**WHAT IS EXPECTED**
Set down the whole listing verbatim.
— START PROVIDED MATERIAL —
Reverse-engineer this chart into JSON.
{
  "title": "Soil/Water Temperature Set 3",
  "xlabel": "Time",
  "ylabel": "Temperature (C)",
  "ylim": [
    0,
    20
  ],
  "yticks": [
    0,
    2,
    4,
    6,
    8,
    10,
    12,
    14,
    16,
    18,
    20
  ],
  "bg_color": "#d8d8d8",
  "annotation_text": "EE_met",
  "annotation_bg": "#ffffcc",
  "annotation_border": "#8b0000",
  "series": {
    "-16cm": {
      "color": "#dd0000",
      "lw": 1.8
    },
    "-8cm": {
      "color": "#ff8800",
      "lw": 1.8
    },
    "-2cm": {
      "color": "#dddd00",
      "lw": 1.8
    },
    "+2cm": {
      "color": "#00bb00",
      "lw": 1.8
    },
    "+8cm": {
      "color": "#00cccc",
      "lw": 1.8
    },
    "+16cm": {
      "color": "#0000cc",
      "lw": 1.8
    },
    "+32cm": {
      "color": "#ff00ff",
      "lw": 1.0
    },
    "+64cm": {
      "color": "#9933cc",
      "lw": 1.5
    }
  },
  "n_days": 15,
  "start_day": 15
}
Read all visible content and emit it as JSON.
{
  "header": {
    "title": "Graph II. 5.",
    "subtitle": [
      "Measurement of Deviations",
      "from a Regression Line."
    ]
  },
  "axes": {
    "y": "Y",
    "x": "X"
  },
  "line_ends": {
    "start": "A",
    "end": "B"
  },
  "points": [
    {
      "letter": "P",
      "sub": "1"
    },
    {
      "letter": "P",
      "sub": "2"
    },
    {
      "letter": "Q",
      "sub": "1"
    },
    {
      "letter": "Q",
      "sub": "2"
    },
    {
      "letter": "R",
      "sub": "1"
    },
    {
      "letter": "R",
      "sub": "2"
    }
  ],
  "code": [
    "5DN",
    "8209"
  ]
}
— END PROVIDED MATERIAL —
**TASK OUTPUT**
Reverse-engineer this chart into JSON.
{
  "title": "Soil/Water Temperature Set 3",
  "xlabel": "Time",
  "ylabel": "Temperature (C)",
  "ylim": [
    0,
    20
  ],
  "yticks": [
    0,
    2,
    4,
    6,
    8,
    10,
    12,
    14,
    16,
    18,
    20
  ],
  "bg_color": "#d8d8d8",
  "annotation_text": "EE_met",
  "annotation_bg": "#ffffcc",
  "annotation_border": "#8b0000",
  "series": {
    "-16cm": {
      "color": "#dd0000",
      "lw": 1.8
    },
    "-8cm": {
      "color": "#ff8800",
      "lw": 1.8
    },
    "-2cm": {
      "color": "#dddd00",
      "lw": 1.8
    },
    "+2cm": {
      "color": "#00bb00",
      "lw": 1.8
    },
    "+8cm": {
      "color": "#00cccc",
      "lw": 1.8
    },
    "+16cm": {
      "color": "#0000cc",
      "lw": 1.8
    },
    "+32cm": {
      "color": "#ff00ff",
      "lw": 1.0
    },
    "+64cm": {
      "color": "#9933cc",
      "lw": 1.5
    }
  },
  "n_days": 15,
  "start_day": 15
}
Read all visible content and emit it as JSON.
{
  "header": {
    "title": "Graph II. 5.",
    "subtitle": [
      "Measurement of Deviations",
      "from a Regression Line."
    ]
  },
  "axes": {
    "y": "Y",
    "x": "X"
  },
  "line_ends": {
    "start": "A",
    "end": "B"
  },
  "points": [
    {
      "letter": "P",
      "sub": "1"
    },
    {
      "letter": "P",
      "sub": "2"
    },
    {
      "letter": "Q",
      "sub": "1"
    },
    {
      "letter": "Q",
      "sub": "2"
    },
    {
      "letter": "R",
      "sub": "1"
    },
    {
      "letter": "R",
      "sub": "2"
    }
  ],
  "code": [
    "5DN",
    "8209"
  ]
}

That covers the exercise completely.